◆ WRITTEN PROBLEM: Where does the string "state" appear in the records? Copy every line that contains it.

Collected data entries
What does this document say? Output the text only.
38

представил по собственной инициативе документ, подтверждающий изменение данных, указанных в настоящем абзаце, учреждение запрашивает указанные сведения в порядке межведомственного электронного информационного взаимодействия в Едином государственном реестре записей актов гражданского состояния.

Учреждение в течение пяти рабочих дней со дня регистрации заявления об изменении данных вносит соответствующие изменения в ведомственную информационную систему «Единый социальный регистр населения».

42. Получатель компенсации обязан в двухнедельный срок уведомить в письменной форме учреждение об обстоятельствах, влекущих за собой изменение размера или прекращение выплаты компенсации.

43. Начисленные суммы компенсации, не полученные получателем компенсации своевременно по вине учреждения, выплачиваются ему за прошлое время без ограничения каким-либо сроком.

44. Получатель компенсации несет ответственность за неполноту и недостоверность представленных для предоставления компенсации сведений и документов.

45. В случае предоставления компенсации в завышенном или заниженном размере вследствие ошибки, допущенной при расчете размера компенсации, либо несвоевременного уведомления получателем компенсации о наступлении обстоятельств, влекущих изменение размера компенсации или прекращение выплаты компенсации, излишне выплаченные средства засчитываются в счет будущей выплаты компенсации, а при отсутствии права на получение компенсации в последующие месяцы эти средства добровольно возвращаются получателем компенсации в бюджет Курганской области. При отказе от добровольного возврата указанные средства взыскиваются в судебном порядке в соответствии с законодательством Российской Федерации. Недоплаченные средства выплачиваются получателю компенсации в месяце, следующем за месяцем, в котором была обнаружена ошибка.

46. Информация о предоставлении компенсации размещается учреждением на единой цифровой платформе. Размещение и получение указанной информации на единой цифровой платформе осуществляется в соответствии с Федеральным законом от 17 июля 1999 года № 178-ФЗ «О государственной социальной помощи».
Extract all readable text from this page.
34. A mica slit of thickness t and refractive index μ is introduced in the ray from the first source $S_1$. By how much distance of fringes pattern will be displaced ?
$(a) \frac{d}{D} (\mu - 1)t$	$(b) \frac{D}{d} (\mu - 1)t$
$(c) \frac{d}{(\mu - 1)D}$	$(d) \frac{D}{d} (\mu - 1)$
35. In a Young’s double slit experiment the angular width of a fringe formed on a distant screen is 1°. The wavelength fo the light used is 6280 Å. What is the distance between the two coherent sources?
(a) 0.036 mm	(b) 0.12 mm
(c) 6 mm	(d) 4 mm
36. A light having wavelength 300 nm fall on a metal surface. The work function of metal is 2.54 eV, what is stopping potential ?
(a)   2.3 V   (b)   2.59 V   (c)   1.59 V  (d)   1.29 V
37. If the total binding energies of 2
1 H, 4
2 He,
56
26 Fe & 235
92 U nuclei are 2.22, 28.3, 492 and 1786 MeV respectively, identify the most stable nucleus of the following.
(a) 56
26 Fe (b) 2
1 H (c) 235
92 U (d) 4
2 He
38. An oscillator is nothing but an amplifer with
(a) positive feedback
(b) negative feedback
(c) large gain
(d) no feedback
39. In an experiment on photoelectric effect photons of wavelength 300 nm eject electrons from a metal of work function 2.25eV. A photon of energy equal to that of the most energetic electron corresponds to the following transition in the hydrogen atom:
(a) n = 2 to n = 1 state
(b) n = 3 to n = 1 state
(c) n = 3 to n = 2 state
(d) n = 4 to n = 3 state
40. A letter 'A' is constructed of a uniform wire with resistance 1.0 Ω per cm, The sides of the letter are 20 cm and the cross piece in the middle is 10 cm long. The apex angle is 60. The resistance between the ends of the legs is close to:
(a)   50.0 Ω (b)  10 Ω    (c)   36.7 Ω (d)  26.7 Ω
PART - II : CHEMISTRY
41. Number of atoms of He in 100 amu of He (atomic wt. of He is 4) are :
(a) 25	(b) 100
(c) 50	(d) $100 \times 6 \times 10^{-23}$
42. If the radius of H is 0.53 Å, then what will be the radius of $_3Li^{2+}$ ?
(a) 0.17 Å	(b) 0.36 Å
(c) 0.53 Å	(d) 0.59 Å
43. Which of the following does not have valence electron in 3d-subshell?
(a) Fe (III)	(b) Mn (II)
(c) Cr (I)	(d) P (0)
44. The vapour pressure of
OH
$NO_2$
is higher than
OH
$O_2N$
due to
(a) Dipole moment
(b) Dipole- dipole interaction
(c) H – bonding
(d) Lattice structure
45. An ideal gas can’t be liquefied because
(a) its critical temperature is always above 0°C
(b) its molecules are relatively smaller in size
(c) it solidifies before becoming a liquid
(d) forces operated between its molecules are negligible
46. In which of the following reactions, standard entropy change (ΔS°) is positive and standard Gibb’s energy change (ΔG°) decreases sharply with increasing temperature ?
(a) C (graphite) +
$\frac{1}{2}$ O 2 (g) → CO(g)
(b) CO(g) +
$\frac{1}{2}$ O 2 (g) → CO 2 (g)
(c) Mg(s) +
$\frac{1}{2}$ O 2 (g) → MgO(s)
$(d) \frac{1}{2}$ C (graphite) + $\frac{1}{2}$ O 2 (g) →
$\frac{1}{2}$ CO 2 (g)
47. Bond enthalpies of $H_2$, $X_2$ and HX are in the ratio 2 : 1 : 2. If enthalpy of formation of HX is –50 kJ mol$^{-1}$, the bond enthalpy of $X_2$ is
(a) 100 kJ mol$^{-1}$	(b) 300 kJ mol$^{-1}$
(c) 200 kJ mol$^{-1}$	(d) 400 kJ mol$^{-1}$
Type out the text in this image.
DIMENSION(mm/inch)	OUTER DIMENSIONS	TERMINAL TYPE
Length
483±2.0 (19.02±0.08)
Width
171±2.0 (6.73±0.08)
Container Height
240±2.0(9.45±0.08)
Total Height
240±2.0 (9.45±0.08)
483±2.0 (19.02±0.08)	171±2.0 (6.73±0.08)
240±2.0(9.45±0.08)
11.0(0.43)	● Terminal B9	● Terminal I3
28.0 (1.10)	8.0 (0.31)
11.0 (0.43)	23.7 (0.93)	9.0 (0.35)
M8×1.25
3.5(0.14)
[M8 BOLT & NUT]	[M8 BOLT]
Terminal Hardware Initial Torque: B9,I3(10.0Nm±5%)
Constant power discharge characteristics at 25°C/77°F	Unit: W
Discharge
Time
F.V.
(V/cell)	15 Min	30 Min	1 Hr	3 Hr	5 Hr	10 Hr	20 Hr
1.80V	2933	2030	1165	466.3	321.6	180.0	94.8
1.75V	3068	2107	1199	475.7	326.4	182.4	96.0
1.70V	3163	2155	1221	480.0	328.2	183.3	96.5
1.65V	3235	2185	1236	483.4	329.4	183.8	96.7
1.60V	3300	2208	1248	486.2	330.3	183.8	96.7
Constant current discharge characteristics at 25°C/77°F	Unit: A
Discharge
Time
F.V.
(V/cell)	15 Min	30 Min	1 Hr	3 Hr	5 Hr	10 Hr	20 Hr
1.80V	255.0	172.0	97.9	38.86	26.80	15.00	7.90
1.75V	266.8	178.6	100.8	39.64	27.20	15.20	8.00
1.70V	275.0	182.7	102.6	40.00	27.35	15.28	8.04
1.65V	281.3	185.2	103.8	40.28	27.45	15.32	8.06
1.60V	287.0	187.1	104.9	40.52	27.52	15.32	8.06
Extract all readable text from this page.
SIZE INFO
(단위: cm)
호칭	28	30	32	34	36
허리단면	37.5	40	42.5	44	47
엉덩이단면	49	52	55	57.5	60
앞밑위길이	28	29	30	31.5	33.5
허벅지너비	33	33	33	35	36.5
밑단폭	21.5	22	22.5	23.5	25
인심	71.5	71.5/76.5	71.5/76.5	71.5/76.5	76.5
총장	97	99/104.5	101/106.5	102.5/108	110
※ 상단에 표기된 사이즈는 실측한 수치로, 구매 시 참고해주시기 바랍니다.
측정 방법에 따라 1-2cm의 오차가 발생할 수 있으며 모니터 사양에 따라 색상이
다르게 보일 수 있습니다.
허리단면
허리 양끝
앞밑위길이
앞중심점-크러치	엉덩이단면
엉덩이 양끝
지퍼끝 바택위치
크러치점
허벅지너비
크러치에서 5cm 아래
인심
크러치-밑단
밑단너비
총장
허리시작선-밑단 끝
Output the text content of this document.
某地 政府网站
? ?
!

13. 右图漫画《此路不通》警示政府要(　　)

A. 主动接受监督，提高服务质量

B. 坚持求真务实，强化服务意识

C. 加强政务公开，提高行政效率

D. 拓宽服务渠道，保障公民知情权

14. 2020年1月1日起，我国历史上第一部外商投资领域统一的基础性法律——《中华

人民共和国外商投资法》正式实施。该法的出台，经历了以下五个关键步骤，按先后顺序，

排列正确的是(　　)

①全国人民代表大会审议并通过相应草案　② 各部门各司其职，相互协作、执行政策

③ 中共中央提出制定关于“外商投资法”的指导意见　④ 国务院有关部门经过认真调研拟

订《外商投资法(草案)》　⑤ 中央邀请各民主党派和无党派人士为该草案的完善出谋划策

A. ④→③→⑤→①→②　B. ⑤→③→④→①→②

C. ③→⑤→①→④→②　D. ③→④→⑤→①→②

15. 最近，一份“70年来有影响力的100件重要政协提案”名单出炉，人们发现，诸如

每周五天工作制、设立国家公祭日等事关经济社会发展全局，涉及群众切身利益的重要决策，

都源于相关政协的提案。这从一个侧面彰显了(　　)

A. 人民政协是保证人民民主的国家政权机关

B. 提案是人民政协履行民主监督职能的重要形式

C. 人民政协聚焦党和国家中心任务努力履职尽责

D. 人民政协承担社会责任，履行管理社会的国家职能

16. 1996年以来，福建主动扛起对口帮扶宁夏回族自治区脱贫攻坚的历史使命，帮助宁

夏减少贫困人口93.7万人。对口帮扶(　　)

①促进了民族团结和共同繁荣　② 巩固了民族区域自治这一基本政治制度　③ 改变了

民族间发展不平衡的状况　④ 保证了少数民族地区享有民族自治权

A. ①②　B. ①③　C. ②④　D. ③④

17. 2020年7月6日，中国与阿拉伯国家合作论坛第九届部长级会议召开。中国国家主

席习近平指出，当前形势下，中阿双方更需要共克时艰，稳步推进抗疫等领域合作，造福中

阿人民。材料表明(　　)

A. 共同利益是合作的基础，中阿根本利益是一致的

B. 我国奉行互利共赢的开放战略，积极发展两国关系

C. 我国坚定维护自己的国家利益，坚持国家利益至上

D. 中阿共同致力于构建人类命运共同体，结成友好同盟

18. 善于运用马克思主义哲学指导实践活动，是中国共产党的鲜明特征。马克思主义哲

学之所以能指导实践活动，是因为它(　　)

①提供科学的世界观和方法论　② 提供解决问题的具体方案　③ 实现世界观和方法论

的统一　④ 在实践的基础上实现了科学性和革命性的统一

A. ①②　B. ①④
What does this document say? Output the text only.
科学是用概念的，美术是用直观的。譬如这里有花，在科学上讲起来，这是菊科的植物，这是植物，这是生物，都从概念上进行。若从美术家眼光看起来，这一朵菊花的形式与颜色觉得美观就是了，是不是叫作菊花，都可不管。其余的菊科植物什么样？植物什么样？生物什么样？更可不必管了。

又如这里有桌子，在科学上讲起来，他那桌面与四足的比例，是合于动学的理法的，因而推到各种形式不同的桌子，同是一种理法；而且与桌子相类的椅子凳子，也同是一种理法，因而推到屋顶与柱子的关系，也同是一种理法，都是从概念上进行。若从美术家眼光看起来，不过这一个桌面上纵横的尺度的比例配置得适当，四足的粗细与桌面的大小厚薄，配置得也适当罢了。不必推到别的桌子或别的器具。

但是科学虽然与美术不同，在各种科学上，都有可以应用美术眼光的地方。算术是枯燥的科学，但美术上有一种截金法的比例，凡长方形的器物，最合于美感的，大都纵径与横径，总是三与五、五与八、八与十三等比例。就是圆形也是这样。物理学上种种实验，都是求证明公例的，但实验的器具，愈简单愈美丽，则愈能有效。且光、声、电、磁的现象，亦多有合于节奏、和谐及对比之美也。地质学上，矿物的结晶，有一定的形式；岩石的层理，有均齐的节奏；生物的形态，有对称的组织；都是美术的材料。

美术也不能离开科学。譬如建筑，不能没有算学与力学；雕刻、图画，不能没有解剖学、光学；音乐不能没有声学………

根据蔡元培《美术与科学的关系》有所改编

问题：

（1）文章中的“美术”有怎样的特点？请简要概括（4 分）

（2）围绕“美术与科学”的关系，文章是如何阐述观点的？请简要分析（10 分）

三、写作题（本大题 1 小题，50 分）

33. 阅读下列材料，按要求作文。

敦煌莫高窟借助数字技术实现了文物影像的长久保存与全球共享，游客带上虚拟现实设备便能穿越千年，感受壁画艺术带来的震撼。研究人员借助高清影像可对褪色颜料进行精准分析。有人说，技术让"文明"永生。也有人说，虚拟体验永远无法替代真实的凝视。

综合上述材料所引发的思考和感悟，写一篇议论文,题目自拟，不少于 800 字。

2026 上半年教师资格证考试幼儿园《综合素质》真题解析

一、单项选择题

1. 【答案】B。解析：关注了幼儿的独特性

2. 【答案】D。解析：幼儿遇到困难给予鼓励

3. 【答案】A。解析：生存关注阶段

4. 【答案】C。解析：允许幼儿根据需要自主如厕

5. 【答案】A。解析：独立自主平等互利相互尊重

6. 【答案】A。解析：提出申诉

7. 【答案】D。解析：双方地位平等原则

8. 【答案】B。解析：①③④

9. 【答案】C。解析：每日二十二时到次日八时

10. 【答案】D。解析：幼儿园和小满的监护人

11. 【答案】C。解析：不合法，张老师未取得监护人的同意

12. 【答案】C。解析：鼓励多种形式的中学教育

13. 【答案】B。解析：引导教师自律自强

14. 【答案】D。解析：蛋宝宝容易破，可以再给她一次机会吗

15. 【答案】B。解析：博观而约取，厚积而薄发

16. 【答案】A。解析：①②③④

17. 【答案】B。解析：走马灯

◆ THE RESPONSE:
(a) n = 2 to n = 1 state
(b) n = 3 to n = 1 state
(c) n = 3 to n = 2 state
(d) n = 4 to n = 3 state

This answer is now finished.